Goal
Copy the records below exactly, omitting any pictures they contain.

[Items from a dataset]
════════════════════

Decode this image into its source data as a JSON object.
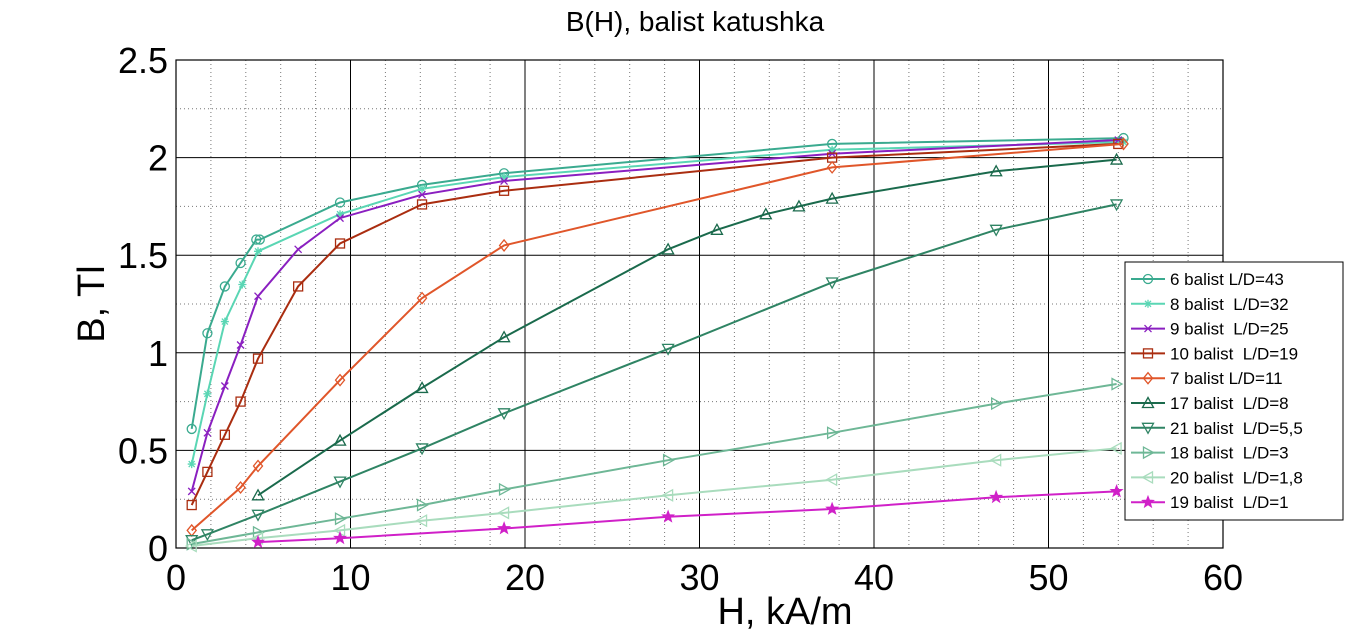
{
  "chart_data": {
    "type": "line",
    "title": "B(H), balist katushka",
    "xlabel": "H, kA/m",
    "ylabel": "B, Tl",
    "xlim": [
      0,
      60
    ],
    "ylim": [
      0,
      2.5
    ],
    "xticks": [
      0,
      10,
      20,
      30,
      40,
      50,
      60
    ],
    "yticks": [
      0,
      0.5,
      1,
      1.5,
      2,
      2.5
    ],
    "yticklabels": [
      "0",
      "0.5",
      "1",
      "1.5",
      "2",
      "2.5"
    ],
    "xticklabels": [
      "0",
      "10",
      "20",
      "30",
      "40",
      "50",
      "60"
    ],
    "grid": true,
    "legend_position": "right",
    "series": [
      {
        "name": "6 balist L/D=43",
        "color": "#3aaa8f",
        "marker": "circle",
        "x": [
          0.9,
          1.8,
          2.8,
          3.7,
          4.6,
          4.8,
          9.4,
          14.1,
          18.8,
          37.6,
          54.3
        ],
        "y": [
          0.61,
          1.1,
          1.34,
          1.46,
          1.58,
          1.58,
          1.77,
          1.86,
          1.92,
          2.07,
          2.1
        ]
      },
      {
        "name": "8 balist  L/D=32",
        "color": "#5ad6b4",
        "marker": "star",
        "x": [
          0.9,
          1.8,
          2.8,
          3.8,
          4.7,
          9.4,
          14.1,
          18.8,
          37.6,
          54.3
        ],
        "y": [
          0.43,
          0.79,
          1.16,
          1.35,
          1.52,
          1.71,
          1.84,
          1.9,
          2.04,
          2.08
        ]
      },
      {
        "name": "9 balist  L/D=25",
        "color": "#8a1fc0",
        "marker": "x",
        "x": [
          0.9,
          1.8,
          2.8,
          3.7,
          4.7,
          7.0,
          9.4,
          14.1,
          18.8,
          37.6,
          54.0
        ],
        "y": [
          0.29,
          0.59,
          0.83,
          1.04,
          1.29,
          1.53,
          1.69,
          1.81,
          1.88,
          2.02,
          2.09
        ]
      },
      {
        "name": "10 balist  L/D=19",
        "color": "#aa2d10",
        "marker": "square",
        "x": [
          0.9,
          1.8,
          2.8,
          3.7,
          4.7,
          7.0,
          9.4,
          14.1,
          18.8,
          37.6,
          54.0
        ],
        "y": [
          0.22,
          0.39,
          0.58,
          0.75,
          0.97,
          1.34,
          1.56,
          1.76,
          1.83,
          2.0,
          2.07
        ]
      },
      {
        "name": "7 balist L/D=11",
        "color": "#e0562a",
        "marker": "diamond",
        "x": [
          0.9,
          3.7,
          4.7,
          9.4,
          14.1,
          18.8,
          37.6,
          54.3
        ],
        "y": [
          0.09,
          0.31,
          0.42,
          0.86,
          1.28,
          1.55,
          1.95,
          2.07
        ]
      },
      {
        "name": "17 balist  L/D=8",
        "color": "#1a6a4c",
        "marker": "triangle-up",
        "x": [
          4.7,
          9.4,
          14.1,
          18.8,
          28.2,
          31.0,
          33.8,
          35.7,
          37.6,
          47.0,
          53.9
        ],
        "y": [
          0.27,
          0.55,
          0.82,
          1.08,
          1.53,
          1.63,
          1.71,
          1.75,
          1.79,
          1.93,
          1.99
        ]
      },
      {
        "name": "21 balist  L/D=5,5",
        "color": "#2f8464",
        "marker": "triangle-down",
        "x": [
          0.9,
          1.8,
          4.7,
          9.4,
          14.1,
          18.8,
          28.2,
          37.6,
          47.0,
          53.9
        ],
        "y": [
          0.04,
          0.07,
          0.17,
          0.34,
          0.51,
          0.69,
          1.02,
          1.36,
          1.63,
          1.76
        ]
      },
      {
        "name": "18 balist  L/D=3",
        "color": "#6eb796",
        "marker": "triangle-right",
        "x": [
          0.9,
          4.7,
          9.4,
          14.1,
          18.8,
          28.2,
          37.6,
          47.0,
          53.9
        ],
        "y": [
          0.02,
          0.08,
          0.15,
          0.22,
          0.3,
          0.45,
          0.59,
          0.74,
          0.84
        ]
      },
      {
        "name": "20 balist  L/D=1,8",
        "color": "#a9dcbd",
        "marker": "triangle-left",
        "x": [
          0.9,
          4.7,
          9.4,
          14.1,
          18.8,
          28.2,
          37.6,
          47.0,
          53.9
        ],
        "y": [
          0.01,
          0.05,
          0.09,
          0.14,
          0.18,
          0.27,
          0.35,
          0.45,
          0.51
        ]
      },
      {
        "name": "19 balist  L/D=1",
        "color": "#d020c8",
        "marker": "pentagram",
        "x": [
          4.7,
          9.4,
          18.8,
          28.2,
          37.6,
          47.0,
          53.9
        ],
        "y": [
          0.03,
          0.05,
          0.1,
          0.16,
          0.2,
          0.26,
          0.29
        ]
      }
    ]
  }
}
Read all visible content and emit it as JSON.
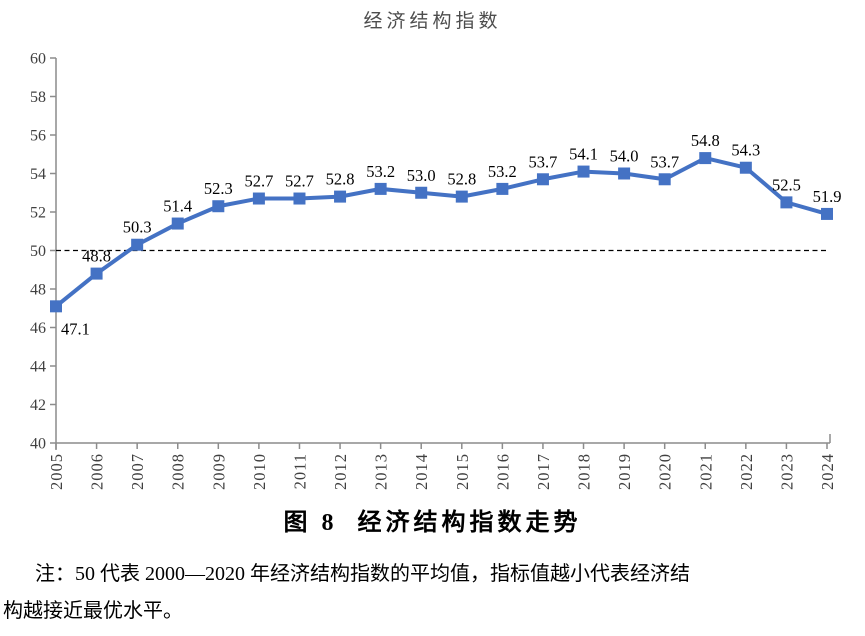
{
  "page": {
    "chart_title": "经济结构指数",
    "caption": "图 8  经济结构指数走势",
    "note_line1": "注：50 代表 2000—2020 年经济结构指数的平均值，指标值越小代表经济结",
    "note_line2": "构越接近最优水平。"
  },
  "chart_data": {
    "type": "line",
    "title": "经济结构指数",
    "categories": [
      "2005",
      "2006",
      "2007",
      "2008",
      "2009",
      "2010",
      "2011",
      "2012",
      "2013",
      "2014",
      "2015",
      "2016",
      "2017",
      "2018",
      "2019",
      "2020",
      "2021",
      "2022",
      "2023",
      "2024"
    ],
    "series": [
      {
        "name": "经济结构指数",
        "values": [
          47.1,
          48.8,
          50.3,
          51.4,
          52.3,
          52.7,
          52.7,
          52.8,
          53.2,
          53.0,
          52.8,
          53.2,
          53.7,
          54.1,
          54.0,
          53.7,
          54.8,
          54.3,
          52.5,
          51.9
        ]
      }
    ],
    "ylim": [
      40,
      60
    ],
    "ytick_step": 2,
    "yticks": [
      "40",
      "42",
      "44",
      "46",
      "48",
      "50",
      "52",
      "54",
      "56",
      "58",
      "60"
    ],
    "reference_line_y": 50,
    "reference_line_style": "dashed",
    "reference_line_color": "#000000",
    "line_color": "#4472C4",
    "marker": "square",
    "marker_color": "#4472C4",
    "axis_color": "#8c8c8c",
    "data_labels": true,
    "data_label_decimals": 1,
    "label_position_overrides": {
      "0": "below-right"
    },
    "xlabel": "",
    "ylabel": "",
    "grid": false,
    "legend_position": "none"
  }
}
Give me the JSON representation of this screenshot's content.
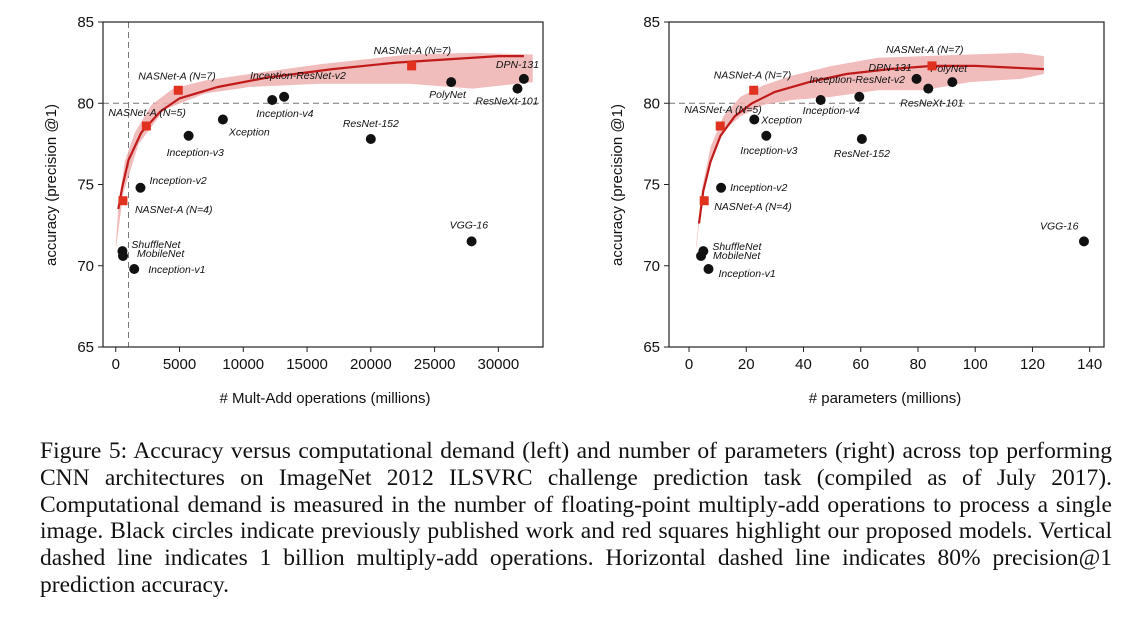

════════════════════

Result below
Decode this image into its source data as a JSON object.
{
  "chart_data": {
    "type": "line",
    "title": "B(H), balist katushka",
    "xlabel": "H, kA/m",
    "ylabel": "B, Tl",
    "xlim": [
      0,
      60
    ],
    "ylim": [
      0,
      2.5
    ],
    "xticks": [
      0,
      10,
      20,
      30,
      40,
      50,
      60
    ],
    "yticks": [
      0,
      0.5,
      1,
      1.5,
      2,
      2.5
    ],
    "yticklabels": [
      "0",
      "0.5",
      "1",
      "1.5",
      "2",
      "2.5"
    ],
    "xticklabels": [
      "0",
      "10",
      "20",
      "30",
      "40",
      "50",
      "60"
    ],
    "grid": true,
    "legend_position": "right",
    "series": [
      {
        "name": "6 balist L/D=43",
        "color": "#3aaa8f",
        "marker": "circle",
        "x": [
          0.9,
          1.8,
          2.8,
          3.7,
          4.6,
          4.8,
          9.4,
          14.1,
          18.8,
          37.6,
          54.3
        ],
        "y": [
          0.61,
          1.1,
          1.34,
          1.46,
          1.58,
          1.58,
          1.77,
          1.86,
          1.92,
          2.07,
          2.1
        ]
      },
      {
        "name": "8 balist  L/D=32",
        "color": "#5ad6b4",
        "marker": "star",
        "x": [
          0.9,
          1.8,
          2.8,
          3.8,
          4.7,
          9.4,
          14.1,
          18.8,
          37.6,
          54.3
        ],
        "y": [
          0.43,
          0.79,
          1.16,
          1.35,
          1.52,
          1.71,
          1.84,
          1.9,
          2.04,
          2.08
        ]
      },
      {
        "name": "9 balist  L/D=25",
        "color": "#8a1fc0",
        "marker": "x",
        "x": [
          0.9,
          1.8,
          2.8,
          3.7,
          4.7,
          7.0,
          9.4,
          14.1,
          18.8,
          37.6,
          54.0
        ],
        "y": [
          0.29,
          0.59,
          0.83,
          1.04,
          1.29,
          1.53,
          1.69,
          1.81,
          1.88,
          2.02,
          2.09
        ]
      },
      {
        "name": "10 balist  L/D=19",
        "color": "#aa2d10",
        "marker": "square",
        "x": [
          0.9,
          1.8,
          2.8,
          3.7,
          4.7,
          7.0,
          9.4,
          14.1,
          18.8,
          37.6,
          54.0
        ],
        "y": [
          0.22,
          0.39,
          0.58,
          0.75,
          0.97,
          1.34,
          1.56,
          1.76,
          1.83,
          2.0,
          2.07
        ]
      },
      {
        "name": "7 balist L/D=11",
        "color": "#e0562a",
        "marker": "diamond",
        "x": [
          0.9,
          3.7,
          4.7,
          9.4,
          14.1,
          18.8,
          37.6,
          54.3
        ],
        "y": [
          0.09,
          0.31,
          0.42,
          0.86,
          1.28,
          1.55,
          1.95,
          2.07
        ]
      },
      {
        "name": "17 balist  L/D=8",
        "color": "#1a6a4c",
        "marker": "triangle-up",
        "x": [
          4.7,
          9.4,
          14.1,
          18.8,
          28.2,
          31.0,
          33.8,
          35.7,
          37.6,
          47.0,
          53.9
        ],
        "y": [
          0.27,
          0.55,
          0.82,
          1.08,
          1.53,
          1.63,
          1.71,
          1.75,
          1.79,
          1.93,
          1.99
        ]
      },
      {
        "name": "21 balist  L/D=5,5",
        "color": "#2f8464",
        "marker": "triangle-down",
        "x": [
          0.9,
          1.8,
          4.7,
          9.4,
          14.1,
          18.8,
          28.2,
          37.6,
          47.0,
          53.9
        ],
        "y": [
          0.04,
          0.07,
          0.17,
          0.34,
          0.51,
          0.69,
          1.02,
          1.36,
          1.63,
          1.76
        ]
      },
      {
        "name": "18 balist  L/D=3",
        "color": "#6eb796",
        "marker": "triangle-right",
        "x": [
          0.9,
          4.7,
          9.4,
          14.1,
          18.8,
          28.2,
          37.6,
          47.0,
          53.9
        ],
        "y": [
          0.02,
          0.08,
          0.15,
          0.22,
          0.3,
          0.45,
          0.59,
          0.74,
          0.84
        ]
      },
      {
        "name": "20 balist  L/D=1,8",
        "color": "#a9dcbd",
        "marker": "triangle-left",
        "x": [
          0.9,
          4.7,
          9.4,
          14.1,
          18.8,
          28.2,
          37.6,
          47.0,
          53.9
        ],
        "y": [
          0.01,
          0.05,
          0.09,
          0.14,
          0.18,
          0.27,
          0.35,
          0.45,
          0.51
        ]
      },
      {
        "name": "19 balist  L/D=1",
        "color": "#d020c8",
        "marker": "pentagram",
        "x": [
          4.7,
          9.4,
          18.8,
          28.2,
          37.6,
          47.0,
          53.9
        ],
        "y": [
          0.03,
          0.05,
          0.1,
          0.16,
          0.2,
          0.26,
          0.29
        ]
      }
    ]
  }
}
Read all visible content and emit it as JSON.
{
  "page": {
    "chart_title": "经济结构指数",
    "caption": "图 8  经济结构指数走势",
    "note_line1": "注：50 代表 2000—2020 年经济结构指数的平均值，指标值越小代表经济结",
    "note_line2": "构越接近最优水平。"
  },
  "chart_data": {
    "type": "line",
    "title": "经济结构指数",
    "categories": [
      "2005",
      "2006",
      "2007",
      "2008",
      "2009",
      "2010",
      "2011",
      "2012",
      "2013",
      "2014",
      "2015",
      "2016",
      "2017",
      "2018",
      "2019",
      "2020",
      "2021",
      "2022",
      "2023",
      "2024"
    ],
    "series": [
      {
        "name": "经济结构指数",
        "values": [
          47.1,
          48.8,
          50.3,
          51.4,
          52.3,
          52.7,
          52.7,
          52.8,
          53.2,
          53.0,
          52.8,
          53.2,
          53.7,
          54.1,
          54.0,
          53.7,
          54.8,
          54.3,
          52.5,
          51.9
        ]
      }
    ],
    "ylim": [
      40,
      60
    ],
    "ytick_step": 2,
    "yticks": [
      "40",
      "42",
      "44",
      "46",
      "48",
      "50",
      "52",
      "54",
      "56",
      "58",
      "60"
    ],
    "reference_line_y": 50,
    "reference_line_style": "dashed",
    "reference_line_color": "#000000",
    "line_color": "#4472C4",
    "marker": "square",
    "marker_color": "#4472C4",
    "axis_color": "#8c8c8c",
    "data_labels": true,
    "data_label_decimals": 1,
    "label_position_overrides": {
      "0": "below-right"
    },
    "xlabel": "",
    "ylabel": "",
    "grid": false,
    "legend_position": "none"
  }
}
Give me the JSON representation of this screenshot's content.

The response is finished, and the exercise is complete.